## BEGIN Stored records
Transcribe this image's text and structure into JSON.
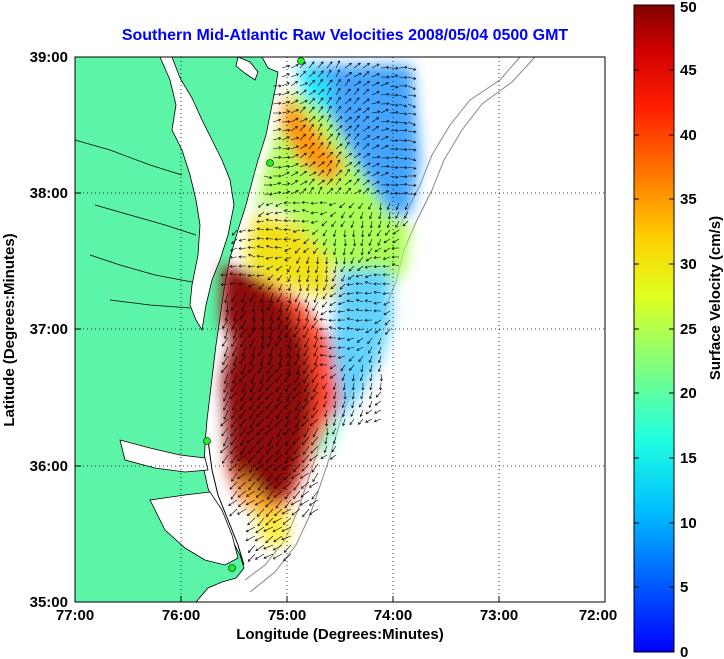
{
  "chart_data": {
    "type": "heatmap",
    "title": "Southern Mid-Atlantic Raw Velocities 2008/05/04 0500 GMT",
    "xlabel": "Longitude (Degrees:Minutes)",
    "ylabel": "Latitude (Degrees:Minutes)",
    "colorbar_label": "Surface Velocity (cm/s)",
    "x_ticks": [
      "77:00",
      "76:00",
      "75:00",
      "74:00",
      "73:00",
      "72:00"
    ],
    "y_ticks": [
      "39:00",
      "38:00",
      "37:00",
      "36:00",
      "35:00"
    ],
    "colorbar_ticks": [
      "50",
      "45",
      "40",
      "35",
      "30",
      "25",
      "20",
      "15",
      "10",
      "5",
      "0"
    ],
    "xlim": [
      -77,
      -72
    ],
    "ylim": [
      35,
      39
    ],
    "clim": [
      0,
      50
    ],
    "grid": "dotted",
    "colors": {
      "land": "#5cf5a8",
      "title": "#0000ff",
      "coast": "#000000",
      "bathymetry": "#888888",
      "station": "#22ee22"
    }
  }
}
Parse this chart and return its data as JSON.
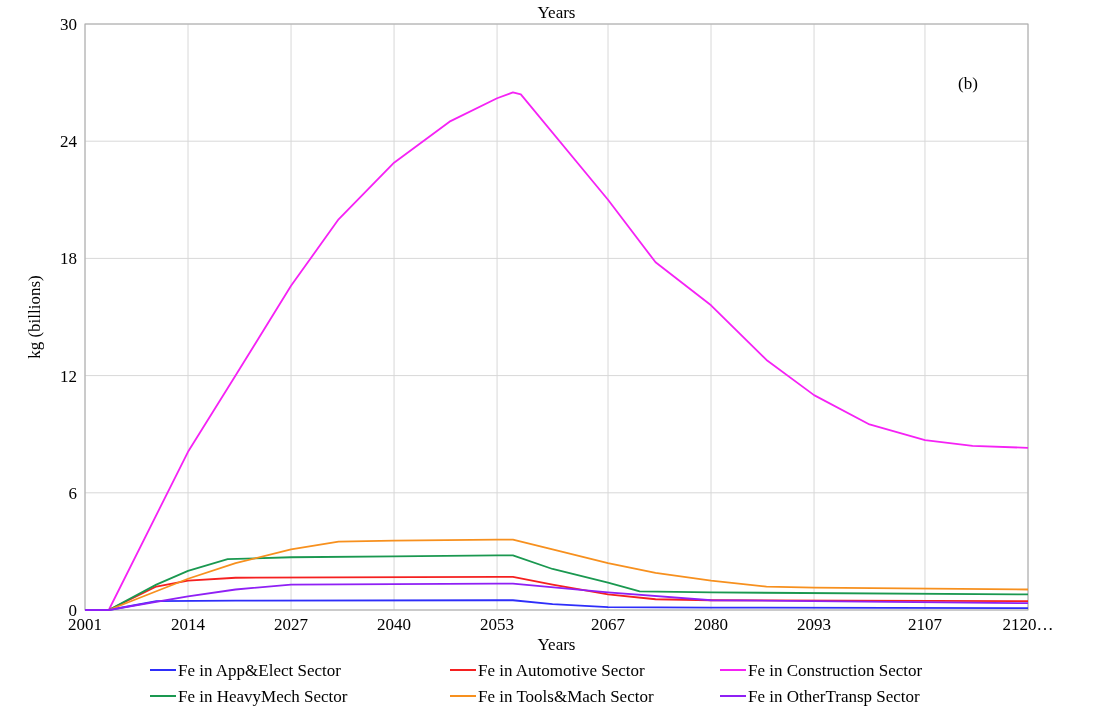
{
  "chart_data": {
    "type": "line",
    "title": "Years",
    "xlabel": "Years",
    "ylabel": "kg (billions)",
    "annotations": [
      "(b)"
    ],
    "xlim": [
      2001,
      2120
    ],
    "xticks": [
      2001,
      2014,
      2027,
      2040,
      2053,
      2067,
      2080,
      2093,
      2107,
      {
        "value": 2120,
        "label": "2120…"
      }
    ],
    "ylim": [
      0,
      30
    ],
    "yticks": [
      0,
      6,
      12,
      18,
      24,
      30
    ],
    "grid": true,
    "legend": "bottom",
    "line_style": "solid",
    "series": [
      {
        "name": "Fe in App&Elect Sector",
        "color": "#2e2efa",
        "x": [
          2001,
          2004,
          2010,
          2020,
          2053,
          2055,
          2060,
          2067,
          2080,
          2120
        ],
        "values": [
          0,
          0,
          0.45,
          0.48,
          0.5,
          0.5,
          0.3,
          0.15,
          0.12,
          0.1
        ]
      },
      {
        "name": "Fe in Automotive Sector",
        "color": "#f52020",
        "x": [
          2001,
          2004,
          2010,
          2014,
          2020,
          2053,
          2055,
          2060,
          2067,
          2073,
          2080,
          2120
        ],
        "values": [
          0,
          0,
          1.2,
          1.5,
          1.65,
          1.7,
          1.7,
          1.3,
          0.8,
          0.55,
          0.5,
          0.45
        ]
      },
      {
        "name": "Fe in Construction Sector",
        "color": "#f522f5",
        "x": [
          2001,
          2004,
          2014,
          2020,
          2027,
          2033,
          2040,
          2047,
          2053,
          2055,
          2056,
          2067,
          2073,
          2080,
          2087,
          2093,
          2100,
          2107,
          2113,
          2120
        ],
        "values": [
          0,
          0,
          8.1,
          12,
          16.6,
          20,
          22.9,
          25,
          26.2,
          26.5,
          26.4,
          21,
          17.8,
          15.6,
          12.8,
          11,
          9.5,
          8.7,
          8.4,
          8.3
        ]
      },
      {
        "name": "Fe in HeavyMech Sector",
        "color": "#1a9850",
        "x": [
          2001,
          2004,
          2010,
          2014,
          2019,
          2027,
          2040,
          2053,
          2055,
          2060,
          2067,
          2071,
          2080,
          2120
        ],
        "values": [
          0,
          0,
          1.3,
          2.0,
          2.6,
          2.7,
          2.75,
          2.8,
          2.8,
          2.1,
          1.4,
          0.95,
          0.9,
          0.8
        ]
      },
      {
        "name": "Fe in Tools&Mach Sector",
        "color": "#f7901e",
        "x": [
          2001,
          2004,
          2014,
          2020,
          2027,
          2033,
          2040,
          2053,
          2055,
          2060,
          2067,
          2073,
          2080,
          2087,
          2093,
          2120
        ],
        "values": [
          0,
          0,
          1.6,
          2.4,
          3.1,
          3.5,
          3.55,
          3.6,
          3.6,
          3.1,
          2.4,
          1.9,
          1.5,
          1.2,
          1.15,
          1.05
        ]
      },
      {
        "name": "Fe in OtherTransp Sector",
        "color": "#8f20f5",
        "x": [
          2001,
          2004,
          2014,
          2020,
          2027,
          2053,
          2055,
          2067,
          2080,
          2120
        ],
        "values": [
          0,
          0,
          0.7,
          1.05,
          1.3,
          1.35,
          1.35,
          0.9,
          0.5,
          0.35
        ]
      }
    ]
  }
}
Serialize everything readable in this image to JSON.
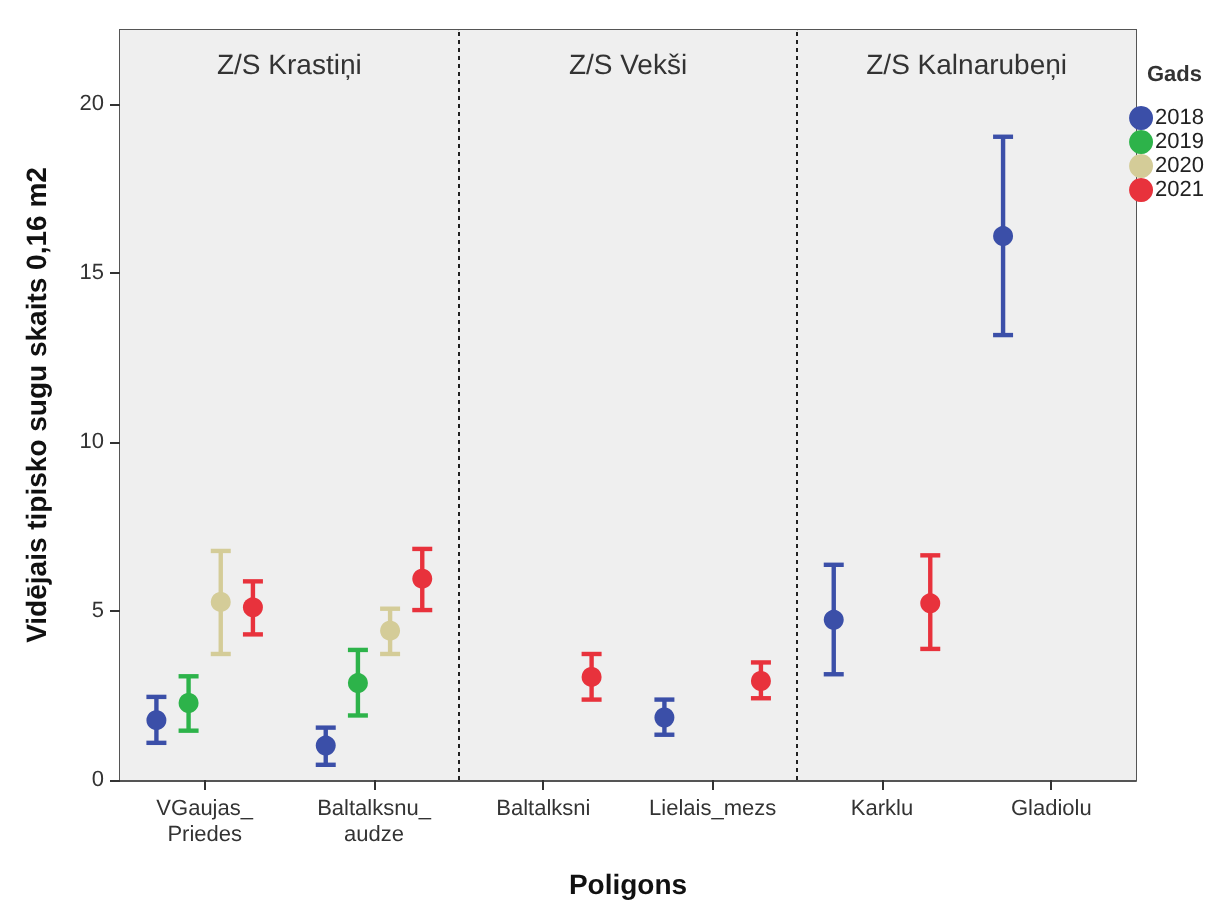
{
  "chart_data": {
    "type": "scatter",
    "xlabel": "Poligons",
    "ylabel": "Vidējais tipisko sugu skaits 0,16 m2",
    "legend_title": "Gads",
    "categories": [
      "VGaujas_\nPriedes",
      "Baltalksnu_\naudze",
      "Baltalksni",
      "Lielais_mezs",
      "Karklu",
      "Gladiolu"
    ],
    "series": [
      {
        "name": "2018",
        "color": "#3b4fa8",
        "values": [
          1.77,
          1.02,
          null,
          1.85,
          4.74,
          16.1
        ],
        "errors": [
          [
            1.1,
            2.46
          ],
          [
            0.45,
            1.55
          ],
          null,
          [
            1.34,
            2.38
          ],
          [
            3.13,
            6.37
          ],
          [
            13.17,
            19.04
          ]
        ]
      },
      {
        "name": "2019",
        "color": "#2db34a",
        "values": [
          2.28,
          2.87,
          null,
          null,
          null,
          null
        ],
        "errors": [
          [
            1.46,
            3.07
          ],
          [
            1.91,
            3.85
          ],
          null,
          null,
          null,
          null
        ]
      },
      {
        "name": "2020",
        "color": "#d4cc98",
        "values": [
          5.27,
          4.42,
          null,
          null,
          null,
          null
        ],
        "errors": [
          [
            3.73,
            6.78
          ],
          [
            3.73,
            5.07
          ],
          null,
          null,
          null,
          null
        ]
      },
      {
        "name": "2021",
        "color": "#e8323c",
        "values": [
          5.11,
          5.96,
          3.05,
          2.93,
          5.23,
          null
        ],
        "errors": [
          [
            4.31,
            5.88
          ],
          [
            5.03,
            6.84
          ],
          [
            2.38,
            3.73
          ],
          [
            2.42,
            3.48
          ],
          [
            3.88,
            6.65
          ],
          null
        ]
      }
    ],
    "bands": [
      {
        "axis": "x",
        "from": "VGaujas_\nPriedes",
        "to": "Baltalksnu_\naudze",
        "label": "Z/S Krastiņi",
        "color": "#efefef"
      },
      {
        "axis": "x",
        "from": "Baltalksni",
        "to": "Lielais_mezs",
        "label": "Z/S Vekši",
        "color": "#efefef"
      },
      {
        "axis": "x",
        "from": "Karklu",
        "to": "Gladiolu",
        "label": "Z/S Kalnarubeņi",
        "color": "#efefef"
      }
    ],
    "ylim": [
      0,
      22.2
    ],
    "yticks": [
      0,
      5,
      10,
      15,
      20
    ],
    "grid": false,
    "legend": "right",
    "marker": "circle"
  }
}
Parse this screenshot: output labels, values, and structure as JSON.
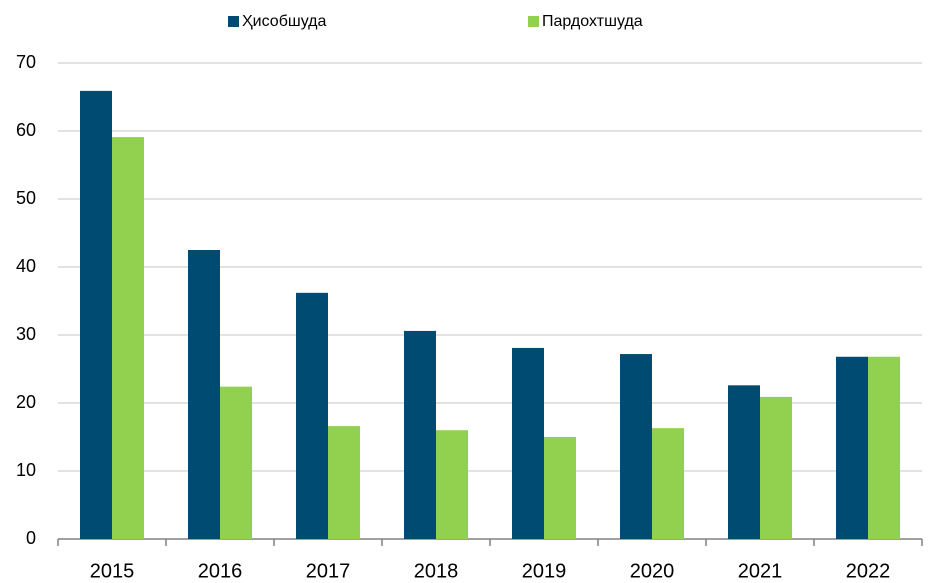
{
  "chart_data": {
    "type": "bar",
    "categories": [
      "2015",
      "2016",
      "2017",
      "2018",
      "2019",
      "2020",
      "2021",
      "2022"
    ],
    "series": [
      {
        "name": "Ҳисобшуда",
        "color": "#004b71",
        "values": [
          65.9,
          42.5,
          36.2,
          30.6,
          28.1,
          27.2,
          22.6,
          26.8
        ]
      },
      {
        "name": "Пардохтшуда",
        "color": "#92d050",
        "values": [
          59.1,
          22.4,
          16.6,
          16.0,
          15.0,
          16.3,
          20.9,
          26.8
        ]
      }
    ],
    "ylim": [
      0,
      70
    ],
    "yticks": [
      0,
      10,
      20,
      30,
      40,
      50,
      60,
      70
    ],
    "grid": true,
    "legend": "top"
  }
}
## END Stored records
Stated problem.
Extract all lines containing the word "Minutes".

Response to the exercise.
    "xlabel": "Longitude (Degrees:Minutes)",
    "ylabel": "Latitude (Degrees:Minutes)",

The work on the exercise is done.